Given task:
Return the entries verbatim and drop every picture.

Material:
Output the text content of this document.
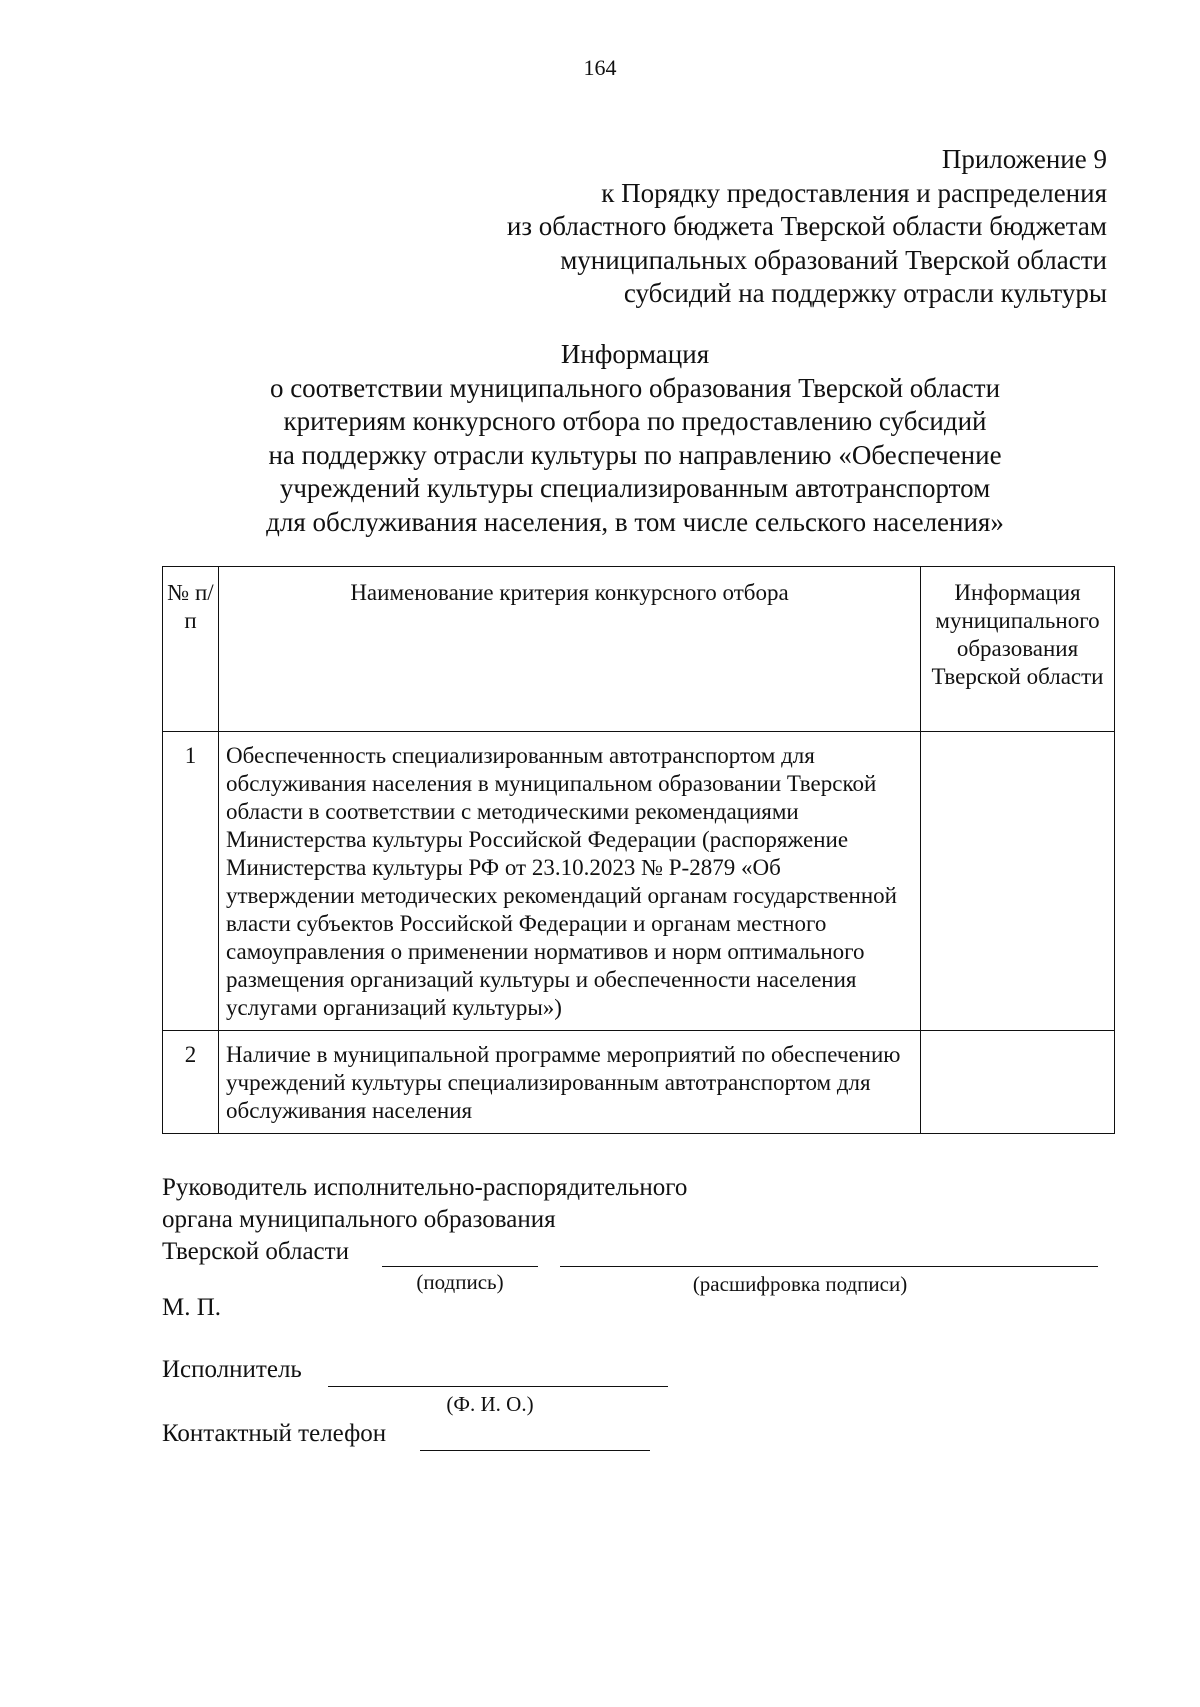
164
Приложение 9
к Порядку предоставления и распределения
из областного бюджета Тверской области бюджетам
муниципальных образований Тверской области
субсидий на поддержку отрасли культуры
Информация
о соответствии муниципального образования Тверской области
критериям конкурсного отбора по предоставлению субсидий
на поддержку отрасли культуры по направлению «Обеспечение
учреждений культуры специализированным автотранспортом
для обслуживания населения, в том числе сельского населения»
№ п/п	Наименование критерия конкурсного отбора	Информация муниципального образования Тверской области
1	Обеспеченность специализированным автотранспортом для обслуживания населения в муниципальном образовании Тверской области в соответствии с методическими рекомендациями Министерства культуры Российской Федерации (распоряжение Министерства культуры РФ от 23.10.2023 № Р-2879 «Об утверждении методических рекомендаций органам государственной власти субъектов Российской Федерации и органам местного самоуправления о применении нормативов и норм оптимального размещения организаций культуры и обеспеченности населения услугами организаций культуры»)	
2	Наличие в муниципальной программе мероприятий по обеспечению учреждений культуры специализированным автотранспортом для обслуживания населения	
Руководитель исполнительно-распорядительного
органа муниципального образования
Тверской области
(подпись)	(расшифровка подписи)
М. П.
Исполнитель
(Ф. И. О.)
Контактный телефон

Answer to this problem:
Output the text content of this document.
164
Приложение 9
к Порядку предоставления и распределения
из областного бюджета Тверской области бюджетам
муниципальных образований Тверской области
субсидий на поддержку отрасли культуры
Информация
о соответствии муниципального образования Тверской области
критериям конкурсного отбора по предоставлению субсидий
на поддержку отрасли культуры по направлению «Обеспечение
учреждений культуры специализированным автотранспортом
для обслуживания населения, в том числе сельского населения»
№ п/п	Наименование критерия конкурсного отбора	Информация муниципального образования Тверской области
1	Обеспеченность специализированным автотранспортом для обслуживания населения в муниципальном образовании Тверской области в соответствии с методическими рекомендациями Министерства культуры Российской Федерации (распоряжение Министерства культуры РФ от 23.10.2023 № Р-2879 «Об утверждении методических рекомендаций органам государственной власти субъектов Российской Федерации и органам местного самоуправления о применении нормативов и норм оптимального размещения организаций культуры и обеспеченности населения услугами организаций культуры»)	
2	Наличие в муниципальной программе мероприятий по обеспечению учреждений культуры специализированным автотранспортом для обслуживания населения	
Руководитель исполнительно-распорядительного
органа муниципального образования
Тверской области
(подпись)	(расшифровка подписи)
М. П.
Исполнитель
(Ф. И. О.)
Контактный телефон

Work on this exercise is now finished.